=== DIRECTIONS ===
Scan the data below for the string "text". Show every line where it turns up.

=== AVAILABLE DATA ===

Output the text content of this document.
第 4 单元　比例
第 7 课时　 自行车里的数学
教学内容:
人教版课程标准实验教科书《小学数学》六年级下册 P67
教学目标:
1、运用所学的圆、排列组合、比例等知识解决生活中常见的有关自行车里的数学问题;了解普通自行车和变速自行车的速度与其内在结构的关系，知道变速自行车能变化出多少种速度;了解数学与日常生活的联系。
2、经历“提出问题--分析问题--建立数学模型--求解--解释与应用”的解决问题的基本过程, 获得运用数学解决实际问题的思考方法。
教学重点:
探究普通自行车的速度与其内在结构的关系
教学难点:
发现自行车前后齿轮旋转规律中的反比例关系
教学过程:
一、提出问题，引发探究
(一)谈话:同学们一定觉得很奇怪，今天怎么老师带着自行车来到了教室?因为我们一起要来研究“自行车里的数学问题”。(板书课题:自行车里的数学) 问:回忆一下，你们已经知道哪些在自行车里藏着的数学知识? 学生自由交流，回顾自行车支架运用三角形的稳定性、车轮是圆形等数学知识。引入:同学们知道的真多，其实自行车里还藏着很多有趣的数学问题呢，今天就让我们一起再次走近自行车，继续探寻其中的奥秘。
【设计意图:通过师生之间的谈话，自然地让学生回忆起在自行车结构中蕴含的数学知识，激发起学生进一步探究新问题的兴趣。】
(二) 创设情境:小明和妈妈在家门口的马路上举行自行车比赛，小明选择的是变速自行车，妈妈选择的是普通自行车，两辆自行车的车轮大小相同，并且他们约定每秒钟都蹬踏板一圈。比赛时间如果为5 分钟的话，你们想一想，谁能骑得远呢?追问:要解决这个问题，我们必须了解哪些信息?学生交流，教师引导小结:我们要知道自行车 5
* * *
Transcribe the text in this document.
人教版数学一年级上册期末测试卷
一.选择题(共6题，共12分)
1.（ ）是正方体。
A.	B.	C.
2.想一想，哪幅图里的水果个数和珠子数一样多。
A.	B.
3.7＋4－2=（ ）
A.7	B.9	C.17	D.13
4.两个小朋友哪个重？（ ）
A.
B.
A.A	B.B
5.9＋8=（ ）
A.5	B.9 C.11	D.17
---
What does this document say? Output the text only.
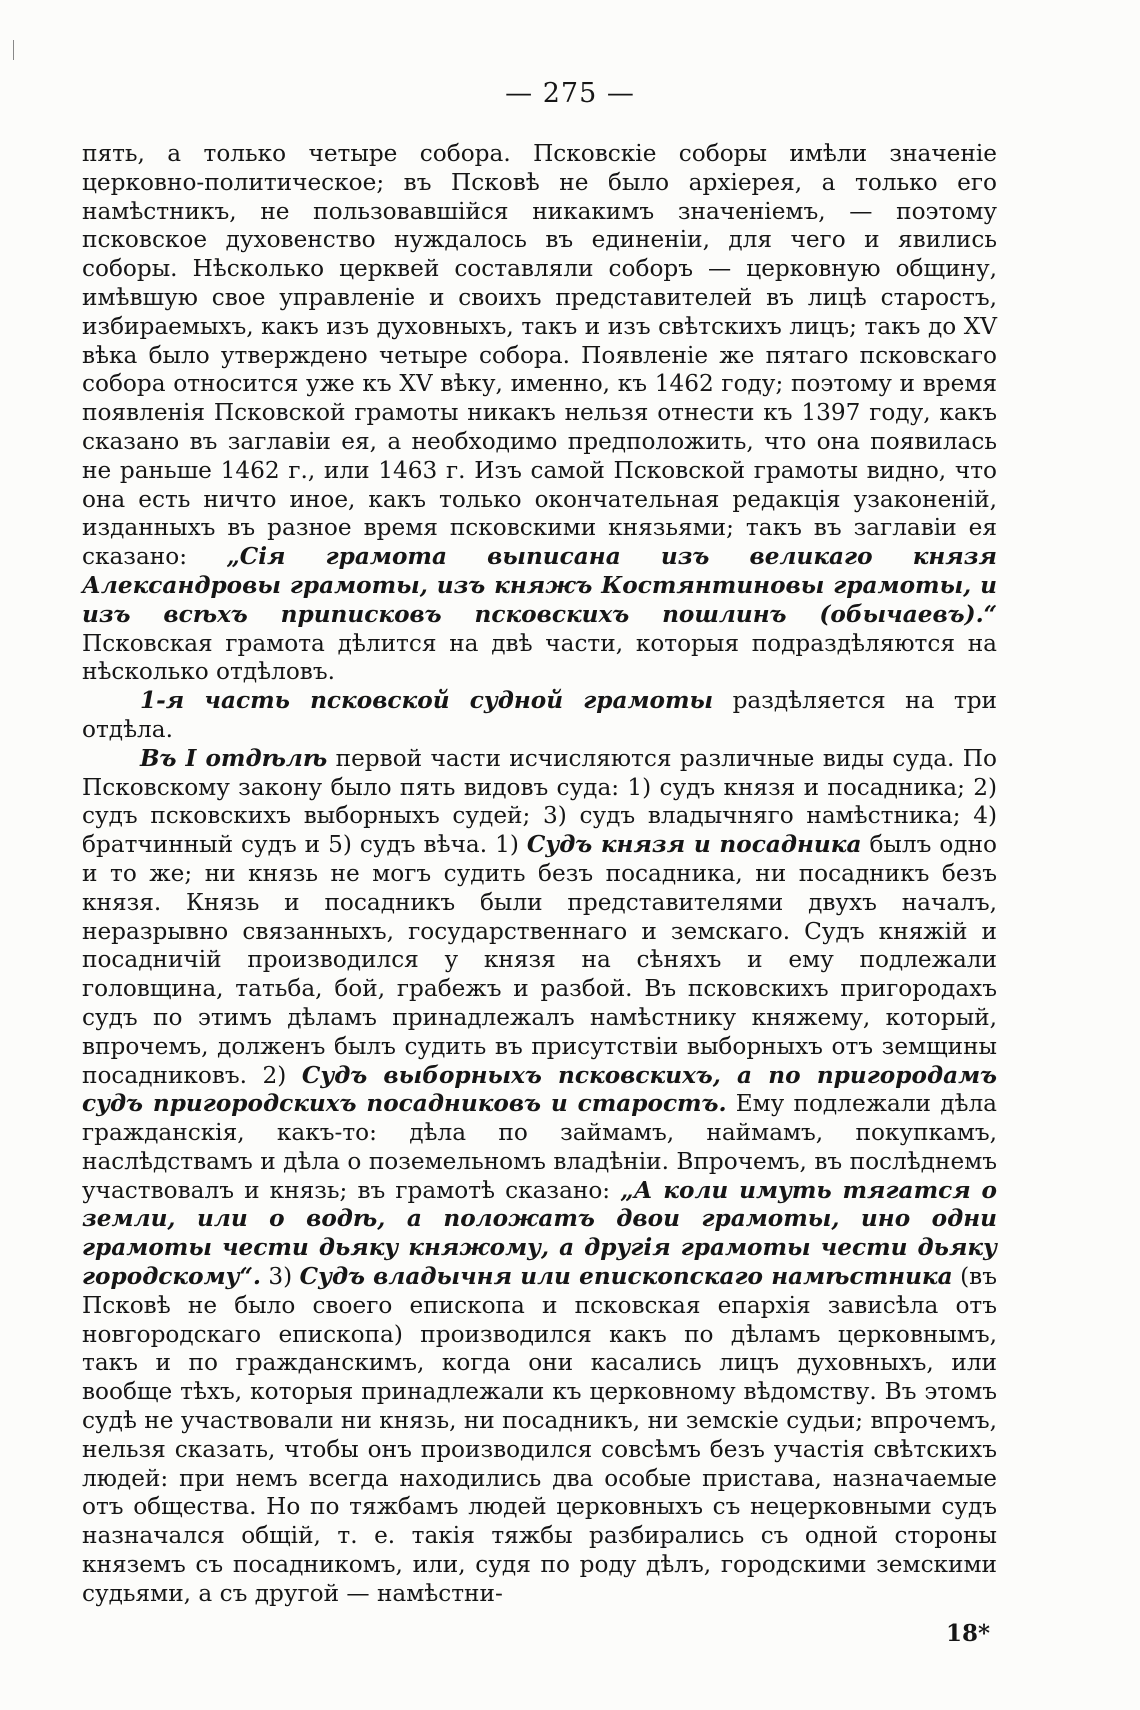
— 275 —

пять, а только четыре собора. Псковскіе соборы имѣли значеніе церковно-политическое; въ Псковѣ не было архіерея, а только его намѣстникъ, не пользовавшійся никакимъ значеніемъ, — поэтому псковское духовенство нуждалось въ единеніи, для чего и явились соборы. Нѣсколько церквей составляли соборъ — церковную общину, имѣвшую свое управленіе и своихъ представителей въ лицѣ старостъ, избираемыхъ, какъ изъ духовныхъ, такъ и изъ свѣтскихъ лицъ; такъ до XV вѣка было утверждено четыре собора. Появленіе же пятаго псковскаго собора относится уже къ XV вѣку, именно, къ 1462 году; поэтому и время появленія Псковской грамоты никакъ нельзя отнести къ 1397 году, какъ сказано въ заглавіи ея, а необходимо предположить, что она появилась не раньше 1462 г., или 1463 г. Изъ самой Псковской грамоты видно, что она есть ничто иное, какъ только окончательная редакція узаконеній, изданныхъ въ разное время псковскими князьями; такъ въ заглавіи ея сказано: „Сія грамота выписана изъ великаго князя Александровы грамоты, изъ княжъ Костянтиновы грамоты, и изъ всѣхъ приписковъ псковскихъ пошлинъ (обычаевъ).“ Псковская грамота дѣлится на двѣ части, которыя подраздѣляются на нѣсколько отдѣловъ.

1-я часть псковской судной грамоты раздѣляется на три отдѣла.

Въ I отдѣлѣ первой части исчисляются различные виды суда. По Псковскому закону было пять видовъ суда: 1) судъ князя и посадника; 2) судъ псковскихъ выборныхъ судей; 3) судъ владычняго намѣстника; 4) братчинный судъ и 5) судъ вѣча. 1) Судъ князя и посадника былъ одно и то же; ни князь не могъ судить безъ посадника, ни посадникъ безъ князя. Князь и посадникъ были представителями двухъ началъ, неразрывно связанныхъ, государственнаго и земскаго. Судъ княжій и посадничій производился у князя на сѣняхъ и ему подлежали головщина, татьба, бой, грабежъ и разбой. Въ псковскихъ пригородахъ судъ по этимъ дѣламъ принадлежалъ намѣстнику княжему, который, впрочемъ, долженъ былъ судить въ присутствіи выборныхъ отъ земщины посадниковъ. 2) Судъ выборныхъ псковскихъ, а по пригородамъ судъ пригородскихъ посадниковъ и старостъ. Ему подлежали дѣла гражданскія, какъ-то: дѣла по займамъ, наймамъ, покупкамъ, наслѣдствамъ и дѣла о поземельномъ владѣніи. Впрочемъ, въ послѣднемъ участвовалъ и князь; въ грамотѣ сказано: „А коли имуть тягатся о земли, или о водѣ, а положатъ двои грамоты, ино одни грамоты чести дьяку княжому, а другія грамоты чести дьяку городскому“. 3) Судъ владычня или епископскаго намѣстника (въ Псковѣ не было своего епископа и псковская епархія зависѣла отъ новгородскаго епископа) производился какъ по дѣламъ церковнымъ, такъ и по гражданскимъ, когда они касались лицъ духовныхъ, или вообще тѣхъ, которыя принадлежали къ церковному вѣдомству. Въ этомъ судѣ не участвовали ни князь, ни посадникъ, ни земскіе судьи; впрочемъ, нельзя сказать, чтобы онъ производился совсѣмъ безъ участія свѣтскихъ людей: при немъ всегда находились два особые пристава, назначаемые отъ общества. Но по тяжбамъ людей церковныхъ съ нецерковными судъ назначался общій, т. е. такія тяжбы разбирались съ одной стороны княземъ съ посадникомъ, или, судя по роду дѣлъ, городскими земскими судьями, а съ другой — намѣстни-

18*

=== WRITTEN RESPONSE ===
Output the text content of this document.
Transcribe the text in this document.
What does this document say? Output the text only.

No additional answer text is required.